Records for this task.
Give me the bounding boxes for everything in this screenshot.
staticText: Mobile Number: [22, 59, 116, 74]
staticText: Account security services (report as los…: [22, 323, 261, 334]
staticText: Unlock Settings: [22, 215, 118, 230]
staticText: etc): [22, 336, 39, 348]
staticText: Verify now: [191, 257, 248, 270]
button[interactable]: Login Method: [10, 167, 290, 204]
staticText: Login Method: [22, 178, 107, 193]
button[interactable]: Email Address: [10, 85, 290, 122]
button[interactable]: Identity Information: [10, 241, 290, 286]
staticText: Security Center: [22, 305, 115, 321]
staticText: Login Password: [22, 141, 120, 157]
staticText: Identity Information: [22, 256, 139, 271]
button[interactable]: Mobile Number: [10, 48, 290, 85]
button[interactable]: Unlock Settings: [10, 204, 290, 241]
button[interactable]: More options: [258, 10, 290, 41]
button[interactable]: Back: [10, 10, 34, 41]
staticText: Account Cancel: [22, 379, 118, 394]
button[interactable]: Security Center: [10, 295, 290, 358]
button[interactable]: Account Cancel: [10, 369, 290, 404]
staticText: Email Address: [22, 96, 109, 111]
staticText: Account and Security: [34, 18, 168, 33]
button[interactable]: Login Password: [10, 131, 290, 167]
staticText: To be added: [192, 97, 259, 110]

Stated task. Copy out the records above line for line, with every character left unchanged.

Solution to the problem.
Give me the bounding boxes for everything in this screenshot.
staticText: Mobile Number: [22, 59, 116, 74]
staticText: Account security services (report as los…: [22, 323, 261, 334]
staticText: Unlock Settings: [22, 215, 118, 230]
staticText: etc): [22, 336, 39, 348]
staticText: Verify now: [191, 257, 248, 270]
button[interactable]: Login Method: [10, 167, 290, 204]
staticText: Login Method: [22, 178, 107, 193]
button[interactable]: Email Address: [10, 85, 290, 122]
button[interactable]: Identity Information: [10, 241, 290, 286]
staticText: Security Center: [22, 305, 115, 321]
staticText: Login Password: [22, 141, 120, 157]
staticText: Identity Information: [22, 256, 139, 271]
button[interactable]: Mobile Number: [10, 48, 290, 85]
button[interactable]: Unlock Settings: [10, 204, 290, 241]
button[interactable]: More options: [258, 10, 290, 41]
button[interactable]: Back: [10, 10, 34, 41]
staticText: Account Cancel: [22, 379, 118, 394]
button[interactable]: Security Center: [10, 295, 290, 358]
button[interactable]: Account Cancel: [10, 369, 290, 404]
staticText: Email Address: [22, 96, 109, 111]
staticText: Account and Security: [34, 18, 168, 33]
button[interactable]: Login Password: [10, 131, 290, 167]
staticText: To be added: [192, 97, 259, 110]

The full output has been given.